BRIEF: Repeat the material below exactly, line for line.

RECORDS SUPPLIED:
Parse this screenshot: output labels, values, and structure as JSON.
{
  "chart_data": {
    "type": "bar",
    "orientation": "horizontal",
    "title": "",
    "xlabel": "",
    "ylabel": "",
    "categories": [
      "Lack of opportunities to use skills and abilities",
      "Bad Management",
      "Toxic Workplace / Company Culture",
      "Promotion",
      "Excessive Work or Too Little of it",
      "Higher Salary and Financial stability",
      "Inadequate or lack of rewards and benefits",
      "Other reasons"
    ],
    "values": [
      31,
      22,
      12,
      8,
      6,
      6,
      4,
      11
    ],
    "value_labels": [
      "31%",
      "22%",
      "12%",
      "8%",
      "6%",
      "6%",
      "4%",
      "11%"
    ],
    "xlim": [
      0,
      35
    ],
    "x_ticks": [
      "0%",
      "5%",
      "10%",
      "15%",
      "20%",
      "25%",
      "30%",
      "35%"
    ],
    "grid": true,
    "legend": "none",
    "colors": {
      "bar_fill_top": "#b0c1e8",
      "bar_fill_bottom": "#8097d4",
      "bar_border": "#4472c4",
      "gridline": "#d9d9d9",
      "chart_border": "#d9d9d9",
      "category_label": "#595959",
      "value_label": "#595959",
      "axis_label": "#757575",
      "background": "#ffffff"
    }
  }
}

EXERCISE OUTPUT:
Parse this screenshot: output labels, values, and structure as JSON.
{
  "chart_data": {
    "type": "bar",
    "orientation": "horizontal",
    "title": "",
    "xlabel": "",
    "ylabel": "",
    "categories": [
      "Lack of opportunities to use skills and abilities",
      "Bad Management",
      "Toxic Workplace / Company Culture",
      "Promotion",
      "Excessive Work or Too Little of it",
      "Higher Salary and Financial stability",
      "Inadequate or lack of rewards and benefits",
      "Other reasons"
    ],
    "values": [
      31,
      22,
      12,
      8,
      6,
      6,
      4,
      11
    ],
    "value_labels": [
      "31%",
      "22%",
      "12%",
      "8%",
      "6%",
      "6%",
      "4%",
      "11%"
    ],
    "xlim": [
      0,
      35
    ],
    "x_ticks": [
      "0%",
      "5%",
      "10%",
      "15%",
      "20%",
      "25%",
      "30%",
      "35%"
    ],
    "grid": true,
    "legend": "none",
    "colors": {
      "bar_fill_top": "#b0c1e8",
      "bar_fill_bottom": "#8097d4",
      "bar_border": "#4472c4",
      "gridline": "#d9d9d9",
      "chart_border": "#d9d9d9",
      "category_label": "#595959",
      "value_label": "#595959",
      "axis_label": "#757575",
      "background": "#ffffff"
    }
  }
}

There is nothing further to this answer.